■ **Written problem**
Print the entries below in their entirety, exactly as they are written.

Dataset records:
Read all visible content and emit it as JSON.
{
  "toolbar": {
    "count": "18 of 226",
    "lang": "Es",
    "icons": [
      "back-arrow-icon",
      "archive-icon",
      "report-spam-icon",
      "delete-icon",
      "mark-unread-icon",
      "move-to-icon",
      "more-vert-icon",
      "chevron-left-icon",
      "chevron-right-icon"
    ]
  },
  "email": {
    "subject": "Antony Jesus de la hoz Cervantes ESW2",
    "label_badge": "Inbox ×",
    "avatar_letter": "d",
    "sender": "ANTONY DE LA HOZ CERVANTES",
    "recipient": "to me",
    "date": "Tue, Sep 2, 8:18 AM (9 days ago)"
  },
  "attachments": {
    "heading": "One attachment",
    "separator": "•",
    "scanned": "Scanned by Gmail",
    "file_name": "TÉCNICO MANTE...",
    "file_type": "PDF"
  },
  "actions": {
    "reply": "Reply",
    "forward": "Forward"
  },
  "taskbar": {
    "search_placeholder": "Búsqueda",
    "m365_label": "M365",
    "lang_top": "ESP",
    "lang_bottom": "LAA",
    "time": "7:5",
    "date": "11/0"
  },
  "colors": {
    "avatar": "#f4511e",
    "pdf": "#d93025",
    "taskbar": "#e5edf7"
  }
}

■ **Right answer**
Read all visible content and emit it as JSON.
{
  "toolbar": {
    "count": "18 of 226",
    "lang": "Es",
    "icons": [
      "back-arrow-icon",
      "archive-icon",
      "report-spam-icon",
      "delete-icon",
      "mark-unread-icon",
      "move-to-icon",
      "more-vert-icon",
      "chevron-left-icon",
      "chevron-right-icon"
    ]
  },
  "email": {
    "subject": "Antony Jesus de la hoz Cervantes ESW2",
    "label_badge": "Inbox ×",
    "avatar_letter": "d",
    "sender": "ANTONY DE LA HOZ CERVANTES",
    "recipient": "to me",
    "date": "Tue, Sep 2, 8:18 AM (9 days ago)"
  },
  "attachments": {
    "heading": "One attachment",
    "separator": "•",
    "scanned": "Scanned by Gmail",
    "file_name": "TÉCNICO MANTE...",
    "file_type": "PDF"
  },
  "actions": {
    "reply": "Reply",
    "forward": "Forward"
  },
  "taskbar": {
    "search_placeholder": "Búsqueda",
    "m365_label": "M365",
    "lang_top": "ESP",
    "lang_bottom": "LAA",
    "time": "7:5",
    "date": "11/0"
  },
  "colors": {
    "avatar": "#f4511e",
    "pdf": "#d93025",
    "taskbar": "#e5edf7"
  }
}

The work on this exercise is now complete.